■ PROBLEM STATEMENT
Set out each line from the following listing that includes the word "JSON".

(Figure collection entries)
**********

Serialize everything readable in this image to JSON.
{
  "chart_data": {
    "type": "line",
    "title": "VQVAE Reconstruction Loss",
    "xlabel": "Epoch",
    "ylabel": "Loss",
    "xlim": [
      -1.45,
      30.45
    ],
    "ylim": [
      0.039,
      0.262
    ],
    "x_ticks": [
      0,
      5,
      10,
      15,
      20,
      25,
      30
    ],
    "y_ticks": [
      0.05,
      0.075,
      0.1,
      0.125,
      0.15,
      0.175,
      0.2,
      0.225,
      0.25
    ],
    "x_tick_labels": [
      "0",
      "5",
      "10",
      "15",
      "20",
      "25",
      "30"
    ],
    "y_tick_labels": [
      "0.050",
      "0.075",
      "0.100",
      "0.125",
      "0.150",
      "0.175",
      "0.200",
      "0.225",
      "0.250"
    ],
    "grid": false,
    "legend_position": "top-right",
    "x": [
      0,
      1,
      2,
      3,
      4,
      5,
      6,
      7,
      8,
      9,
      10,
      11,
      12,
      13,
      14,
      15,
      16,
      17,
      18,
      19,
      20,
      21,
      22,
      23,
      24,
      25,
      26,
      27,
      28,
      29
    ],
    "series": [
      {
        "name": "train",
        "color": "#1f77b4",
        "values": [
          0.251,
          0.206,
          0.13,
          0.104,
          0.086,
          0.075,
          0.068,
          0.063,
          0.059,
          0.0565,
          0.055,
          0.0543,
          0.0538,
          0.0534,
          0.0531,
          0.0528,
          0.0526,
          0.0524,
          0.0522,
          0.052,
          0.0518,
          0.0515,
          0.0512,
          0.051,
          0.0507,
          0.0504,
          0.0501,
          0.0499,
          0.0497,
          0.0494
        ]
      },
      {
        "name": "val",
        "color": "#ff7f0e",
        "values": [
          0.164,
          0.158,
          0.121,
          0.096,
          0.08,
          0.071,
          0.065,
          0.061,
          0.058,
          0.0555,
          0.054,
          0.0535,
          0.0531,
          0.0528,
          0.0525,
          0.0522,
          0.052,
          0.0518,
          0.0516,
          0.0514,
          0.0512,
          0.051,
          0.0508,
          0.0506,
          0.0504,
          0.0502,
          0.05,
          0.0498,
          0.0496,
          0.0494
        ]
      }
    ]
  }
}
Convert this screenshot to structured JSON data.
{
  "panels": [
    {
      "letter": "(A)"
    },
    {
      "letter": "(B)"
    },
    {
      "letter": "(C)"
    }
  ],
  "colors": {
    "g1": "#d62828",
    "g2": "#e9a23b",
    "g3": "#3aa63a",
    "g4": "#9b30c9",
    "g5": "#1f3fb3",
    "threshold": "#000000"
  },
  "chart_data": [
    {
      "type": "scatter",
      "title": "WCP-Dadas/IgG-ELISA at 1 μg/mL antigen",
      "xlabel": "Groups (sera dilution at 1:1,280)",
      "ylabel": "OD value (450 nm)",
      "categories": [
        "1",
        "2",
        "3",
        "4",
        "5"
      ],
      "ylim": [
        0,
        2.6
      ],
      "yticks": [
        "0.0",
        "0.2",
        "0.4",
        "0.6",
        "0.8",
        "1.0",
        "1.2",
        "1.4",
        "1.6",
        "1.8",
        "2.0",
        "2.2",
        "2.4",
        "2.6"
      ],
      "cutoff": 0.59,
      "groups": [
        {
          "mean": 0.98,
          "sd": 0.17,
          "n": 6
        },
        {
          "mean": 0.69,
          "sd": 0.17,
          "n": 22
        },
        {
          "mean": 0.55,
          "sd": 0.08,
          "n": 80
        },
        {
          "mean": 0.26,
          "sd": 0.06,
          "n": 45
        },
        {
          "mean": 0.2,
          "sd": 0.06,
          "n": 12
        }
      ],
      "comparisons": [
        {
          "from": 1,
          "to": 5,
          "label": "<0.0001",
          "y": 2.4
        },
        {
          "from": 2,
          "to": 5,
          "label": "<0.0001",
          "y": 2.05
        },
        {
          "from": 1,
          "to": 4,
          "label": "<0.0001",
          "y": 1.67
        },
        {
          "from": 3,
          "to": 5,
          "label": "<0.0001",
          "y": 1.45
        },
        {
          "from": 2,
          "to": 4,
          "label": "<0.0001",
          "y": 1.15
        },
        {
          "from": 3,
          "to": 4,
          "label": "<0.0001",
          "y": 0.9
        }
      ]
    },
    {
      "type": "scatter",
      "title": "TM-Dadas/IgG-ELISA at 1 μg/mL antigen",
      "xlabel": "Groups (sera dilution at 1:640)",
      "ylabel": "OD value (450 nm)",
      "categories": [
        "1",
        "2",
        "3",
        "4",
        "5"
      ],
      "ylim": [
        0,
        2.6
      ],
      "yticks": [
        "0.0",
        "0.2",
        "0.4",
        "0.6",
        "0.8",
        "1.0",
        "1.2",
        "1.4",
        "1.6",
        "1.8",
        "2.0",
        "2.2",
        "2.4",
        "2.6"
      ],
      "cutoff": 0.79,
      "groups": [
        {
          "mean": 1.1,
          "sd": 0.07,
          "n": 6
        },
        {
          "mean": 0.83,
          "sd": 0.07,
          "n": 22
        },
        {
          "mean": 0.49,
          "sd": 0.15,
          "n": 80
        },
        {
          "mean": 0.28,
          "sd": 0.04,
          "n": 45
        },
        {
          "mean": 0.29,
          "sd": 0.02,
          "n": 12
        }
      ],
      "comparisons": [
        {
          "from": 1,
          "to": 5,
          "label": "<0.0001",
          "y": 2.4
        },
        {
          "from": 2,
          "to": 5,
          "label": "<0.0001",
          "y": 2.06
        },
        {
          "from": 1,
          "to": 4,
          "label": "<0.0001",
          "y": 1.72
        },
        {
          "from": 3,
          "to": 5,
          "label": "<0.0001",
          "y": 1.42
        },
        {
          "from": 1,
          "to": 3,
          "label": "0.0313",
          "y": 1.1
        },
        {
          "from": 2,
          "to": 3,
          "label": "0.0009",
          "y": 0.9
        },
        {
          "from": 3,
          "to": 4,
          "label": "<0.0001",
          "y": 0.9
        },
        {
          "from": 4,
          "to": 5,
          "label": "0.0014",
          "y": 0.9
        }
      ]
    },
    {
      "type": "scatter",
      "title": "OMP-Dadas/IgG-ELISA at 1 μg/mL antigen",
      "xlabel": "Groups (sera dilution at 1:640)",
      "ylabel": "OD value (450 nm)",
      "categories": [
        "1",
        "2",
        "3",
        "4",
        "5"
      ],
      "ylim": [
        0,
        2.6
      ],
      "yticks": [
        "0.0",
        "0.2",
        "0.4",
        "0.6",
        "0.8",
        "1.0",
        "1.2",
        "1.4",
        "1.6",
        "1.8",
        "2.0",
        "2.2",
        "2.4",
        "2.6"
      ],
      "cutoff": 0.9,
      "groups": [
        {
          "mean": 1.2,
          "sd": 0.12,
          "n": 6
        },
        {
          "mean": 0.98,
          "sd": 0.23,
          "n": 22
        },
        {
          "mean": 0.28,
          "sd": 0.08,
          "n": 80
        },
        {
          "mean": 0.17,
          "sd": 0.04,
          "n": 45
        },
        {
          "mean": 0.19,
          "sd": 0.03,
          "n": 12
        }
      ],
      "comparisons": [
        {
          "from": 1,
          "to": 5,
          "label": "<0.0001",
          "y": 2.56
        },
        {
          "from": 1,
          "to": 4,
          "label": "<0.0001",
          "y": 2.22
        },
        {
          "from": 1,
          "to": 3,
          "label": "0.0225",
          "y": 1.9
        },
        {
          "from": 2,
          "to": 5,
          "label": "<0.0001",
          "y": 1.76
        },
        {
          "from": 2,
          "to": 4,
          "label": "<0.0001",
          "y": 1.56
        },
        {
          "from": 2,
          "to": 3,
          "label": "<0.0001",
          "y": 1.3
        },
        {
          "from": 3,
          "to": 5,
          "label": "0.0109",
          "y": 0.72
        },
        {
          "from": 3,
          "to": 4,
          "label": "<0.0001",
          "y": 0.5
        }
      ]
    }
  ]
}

**********

■ PROBLEM SOLUTION
Serialize everything readable in this image to JSON.
Convert this screenshot to structured JSON data.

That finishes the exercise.